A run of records
____________

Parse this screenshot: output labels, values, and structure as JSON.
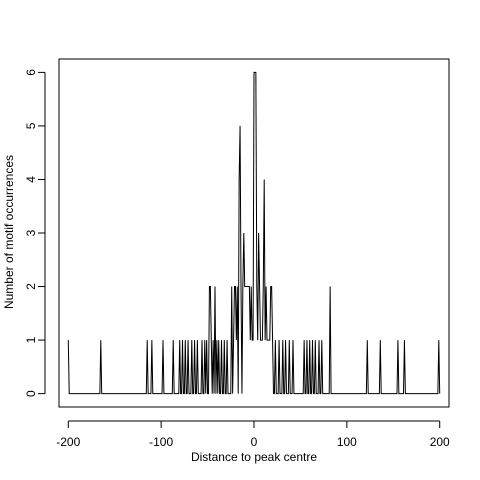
{
  "chart_data": {
    "type": "line",
    "xlabel": "Distance to peak centre",
    "ylabel": "Number of motif occurrences",
    "xlim": [
      -210,
      210
    ],
    "ylim": [
      -0.25,
      6.25
    ],
    "x_ticks": [
      -200,
      -100,
      0,
      100,
      200
    ],
    "x_tick_labels": [
      "-200",
      "-100",
      "0",
      "100",
      "200"
    ],
    "y_ticks": [
      0,
      1,
      2,
      3,
      4,
      5,
      6
    ],
    "y_tick_labels": [
      "0",
      "1",
      "2",
      "3",
      "4",
      "5",
      "6"
    ],
    "grid": false,
    "nonzero_counts": [
      [
        -200,
        1
      ],
      [
        -165,
        1
      ],
      [
        -115,
        1
      ],
      [
        -110,
        1
      ],
      [
        -98,
        1
      ],
      [
        -87,
        1
      ],
      [
        -80,
        1
      ],
      [
        -77,
        1
      ],
      [
        -74,
        1
      ],
      [
        -71,
        1
      ],
      [
        -67,
        1
      ],
      [
        -64,
        1
      ],
      [
        -61,
        1
      ],
      [
        -56,
        1
      ],
      [
        -53,
        1
      ],
      [
        -51,
        1
      ],
      [
        -48,
        2
      ],
      [
        -47,
        2
      ],
      [
        -46,
        1
      ],
      [
        -44,
        1
      ],
      [
        -42,
        2
      ],
      [
        -40,
        1
      ],
      [
        -38,
        1
      ],
      [
        -35,
        1
      ],
      [
        -32,
        1
      ],
      [
        -29,
        1
      ],
      [
        -24,
        2
      ],
      [
        -22,
        1
      ],
      [
        -21,
        2
      ],
      [
        -20,
        2
      ],
      [
        -19,
        1
      ],
      [
        -18,
        2
      ],
      [
        -16,
        4
      ],
      [
        -15,
        5
      ],
      [
        -14,
        2
      ],
      [
        -12,
        2
      ],
      [
        -11,
        3
      ],
      [
        -10,
        2
      ],
      [
        -9,
        2
      ],
      [
        -8,
        2
      ],
      [
        -7,
        2
      ],
      [
        -6,
        2
      ],
      [
        -5,
        2
      ],
      [
        -4,
        1
      ],
      [
        -3,
        2
      ],
      [
        -2,
        1
      ],
      [
        -1,
        1
      ],
      [
        0,
        6
      ],
      [
        1,
        6
      ],
      [
        2,
        6
      ],
      [
        3,
        2
      ],
      [
        4,
        1
      ],
      [
        5,
        3
      ],
      [
        6,
        2
      ],
      [
        7,
        1
      ],
      [
        8,
        1
      ],
      [
        9,
        1
      ],
      [
        10,
        2
      ],
      [
        11,
        4
      ],
      [
        12,
        1
      ],
      [
        13,
        2
      ],
      [
        14,
        1
      ],
      [
        15,
        1
      ],
      [
        16,
        1
      ],
      [
        17,
        1
      ],
      [
        18,
        2
      ],
      [
        19,
        2
      ],
      [
        20,
        1
      ],
      [
        23,
        1
      ],
      [
        27,
        1
      ],
      [
        31,
        1
      ],
      [
        34,
        1
      ],
      [
        38,
        1
      ],
      [
        42,
        1
      ],
      [
        54,
        1
      ],
      [
        57,
        1
      ],
      [
        60,
        1
      ],
      [
        63,
        1
      ],
      [
        66,
        1
      ],
      [
        70,
        1
      ],
      [
        73,
        1
      ],
      [
        82,
        2
      ],
      [
        122,
        1
      ],
      [
        136,
        1
      ],
      [
        155,
        1
      ],
      [
        162,
        1
      ],
      [
        199,
        1
      ]
    ]
  }
}
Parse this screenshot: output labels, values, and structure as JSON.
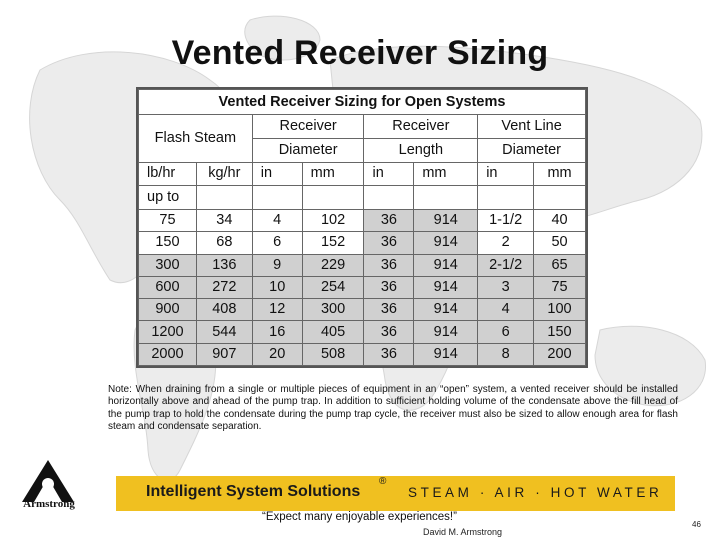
{
  "slide": {
    "title": "Vented Receiver Sizing",
    "note": "Note: When draining from a single or multiple pieces of equipment in an “open” system, a vented receiver should be installed horizontally above and ahead of the pump trap. In addition to sufficient holding volume of the condensate above the fill head of the pump trap to hold the condensate during the pump trap cycle, the receiver must also be sized to allow enough area for flash steam and condensate separation.",
    "page_number": "46"
  },
  "table": {
    "caption": "Vented Receiver Sizing for Open Systems",
    "group_headers": {
      "flash_steam": "Flash Steam",
      "receiver_diameter_1": "Receiver",
      "receiver_diameter_2": "Diameter",
      "receiver_length_1": "Receiver",
      "receiver_length_2": "Length",
      "vent_line_1": "Vent Line",
      "vent_line_2": "Diameter"
    },
    "units": [
      "lb/hr",
      "kg/hr",
      "in",
      "mm",
      "in",
      "mm",
      "in",
      "mm"
    ],
    "upto_label": "up to",
    "rows": [
      {
        "cells": [
          "75",
          "34",
          "4",
          "102",
          "36",
          "914",
          "1-1/2",
          "40"
        ],
        "shaded": false
      },
      {
        "cells": [
          "150",
          "68",
          "6",
          "152",
          "36",
          "914",
          "2",
          "50"
        ],
        "shaded": false
      },
      {
        "cells": [
          "300",
          "136",
          "9",
          "229",
          "36",
          "914",
          "2-1/2",
          "65"
        ],
        "shaded": true
      },
      {
        "cells": [
          "600",
          "272",
          "10",
          "254",
          "36",
          "914",
          "3",
          "75"
        ],
        "shaded": true
      },
      {
        "cells": [
          "900",
          "408",
          "12",
          "300",
          "36",
          "914",
          "4",
          "100"
        ],
        "shaded": true
      },
      {
        "cells": [
          "1200",
          "544",
          "16",
          "405",
          "36",
          "914",
          "6",
          "150"
        ],
        "shaded": true
      },
      {
        "cells": [
          "2000",
          "907",
          "20",
          "508",
          "36",
          "914",
          "8",
          "200"
        ],
        "shaded": true
      }
    ]
  },
  "footer": {
    "logo_text": "Armstrong",
    "banner_name": "Intelligent System Solutions",
    "registered": "®",
    "banner_tagline": "STEAM · AIR · HOT WATER",
    "quote": "“Expect many enjoyable experiences!”",
    "author": "David M. Armstrong",
    "banner_color": "#f0c020"
  }
}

____________

#### Given instruction
Return each line of the data, keeping its wording exact and omitting pictures.

#### Complete output
Parse this screenshot: output labels, values, and structure as JSON.
{
  "chart_data": {
    "type": "line",
    "xlabel": "Distance to peak centre",
    "ylabel": "Number of motif occurrences",
    "xlim": [
      -210,
      210
    ],
    "ylim": [
      -0.25,
      6.25
    ],
    "x_ticks": [
      -200,
      -100,
      0,
      100,
      200
    ],
    "x_tick_labels": [
      "-200",
      "-100",
      "0",
      "100",
      "200"
    ],
    "y_ticks": [
      0,
      1,
      2,
      3,
      4,
      5,
      6
    ],
    "y_tick_labels": [
      "0",
      "1",
      "2",
      "3",
      "4",
      "5",
      "6"
    ],
    "grid": false,
    "nonzero_counts": [
      [
        -200,
        1
      ],
      [
        -165,
        1
      ],
      [
        -115,
        1
      ],
      [
        -110,
        1
      ],
      [
        -98,
        1
      ],
      [
        -87,
        1
      ],
      [
        -80,
        1
      ],
      [
        -77,
        1
      ],
      [
        -74,
        1
      ],
      [
        -71,
        1
      ],
      [
        -67,
        1
      ],
      [
        -64,
        1
      ],
      [
        -61,
        1
      ],
      [
        -56,
        1
      ],
      [
        -53,
        1
      ],
      [
        -51,
        1
      ],
      [
        -48,
        2
      ],
      [
        -47,
        2
      ],
      [
        -46,
        1
      ],
      [
        -44,
        1
      ],
      [
        -42,
        2
      ],
      [
        -40,
        1
      ],
      [
        -38,
        1
      ],
      [
        -35,
        1
      ],
      [
        -32,
        1
      ],
      [
        -29,
        1
      ],
      [
        -24,
        2
      ],
      [
        -22,
        1
      ],
      [
        -21,
        2
      ],
      [
        -20,
        2
      ],
      [
        -19,
        1
      ],
      [
        -18,
        2
      ],
      [
        -16,
        4
      ],
      [
        -15,
        5
      ],
      [
        -14,
        2
      ],
      [
        -12,
        2
      ],
      [
        -11,
        3
      ],
      [
        -10,
        2
      ],
      [
        -9,
        2
      ],
      [
        -8,
        2
      ],
      [
        -7,
        2
      ],
      [
        -6,
        2
      ],
      [
        -5,
        2
      ],
      [
        -4,
        1
      ],
      [
        -3,
        2
      ],
      [
        -2,
        1
      ],
      [
        -1,
        1
      ],
      [
        0,
        6
      ],
      [
        1,
        6
      ],
      [
        2,
        6
      ],
      [
        3,
        2
      ],
      [
        4,
        1
      ],
      [
        5,
        3
      ],
      [
        6,
        2
      ],
      [
        7,
        1
      ],
      [
        8,
        1
      ],
      [
        9,
        1
      ],
      [
        10,
        2
      ],
      [
        11,
        4
      ],
      [
        12,
        1
      ],
      [
        13,
        2
      ],
      [
        14,
        1
      ],
      [
        15,
        1
      ],
      [
        16,
        1
      ],
      [
        17,
        1
      ],
      [
        18,
        2
      ],
      [
        19,
        2
      ],
      [
        20,
        1
      ],
      [
        23,
        1
      ],
      [
        27,
        1
      ],
      [
        31,
        1
      ],
      [
        34,
        1
      ],
      [
        38,
        1
      ],
      [
        42,
        1
      ],
      [
        54,
        1
      ],
      [
        57,
        1
      ],
      [
        60,
        1
      ],
      [
        63,
        1
      ],
      [
        66,
        1
      ],
      [
        70,
        1
      ],
      [
        73,
        1
      ],
      [
        82,
        2
      ],
      [
        122,
        1
      ],
      [
        136,
        1
      ],
      [
        155,
        1
      ],
      [
        162,
        1
      ],
      [
        199,
        1
      ]
    ]
  }
}
Parse this screenshot: output labels, values, and structure as JSON.
{
  "slide": {
    "title": "Vented Receiver Sizing",
    "note": "Note: When draining from a single or multiple pieces of equipment in an “open” system, a vented receiver should be installed horizontally above and ahead of the pump trap. In addition to sufficient holding volume of the condensate above the fill head of the pump trap to hold the condensate during the pump trap cycle, the receiver must also be sized to allow enough area for flash steam and condensate separation.",
    "page_number": "46"
  },
  "table": {
    "caption": "Vented Receiver Sizing for Open Systems",
    "group_headers": {
      "flash_steam": "Flash Steam",
      "receiver_diameter_1": "Receiver",
      "receiver_diameter_2": "Diameter",
      "receiver_length_1": "Receiver",
      "receiver_length_2": "Length",
      "vent_line_1": "Vent Line",
      "vent_line_2": "Diameter"
    },
    "units": [
      "lb/hr",
      "kg/hr",
      "in",
      "mm",
      "in",
      "mm",
      "in",
      "mm"
    ],
    "upto_label": "up to",
    "rows": [
      {
        "cells": [
          "75",
          "34",
          "4",
          "102",
          "36",
          "914",
          "1-1/2",
          "40"
        ],
        "shaded": false
      },
      {
        "cells": [
          "150",
          "68",
          "6",
          "152",
          "36",
          "914",
          "2",
          "50"
        ],
        "shaded": false
      },
      {
        "cells": [
          "300",
          "136",
          "9",
          "229",
          "36",
          "914",
          "2-1/2",
          "65"
        ],
        "shaded": true
      },
      {
        "cells": [
          "600",
          "272",
          "10",
          "254",
          "36",
          "914",
          "3",
          "75"
        ],
        "shaded": true
      },
      {
        "cells": [
          "900",
          "408",
          "12",
          "300",
          "36",
          "914",
          "4",
          "100"
        ],
        "shaded": true
      },
      {
        "cells": [
          "1200",
          "544",
          "16",
          "405",
          "36",
          "914",
          "6",
          "150"
        ],
        "shaded": true
      },
      {
        "cells": [
          "2000",
          "907",
          "20",
          "508",
          "36",
          "914",
          "8",
          "200"
        ],
        "shaded": true
      }
    ]
  },
  "footer": {
    "logo_text": "Armstrong",
    "banner_name": "Intelligent System Solutions",
    "registered": "®",
    "banner_tagline": "STEAM · AIR · HOT WATER",
    "quote": "“Expect many enjoyable experiences!”",
    "author": "David M. Armstrong",
    "banner_color": "#f0c020"
  }
}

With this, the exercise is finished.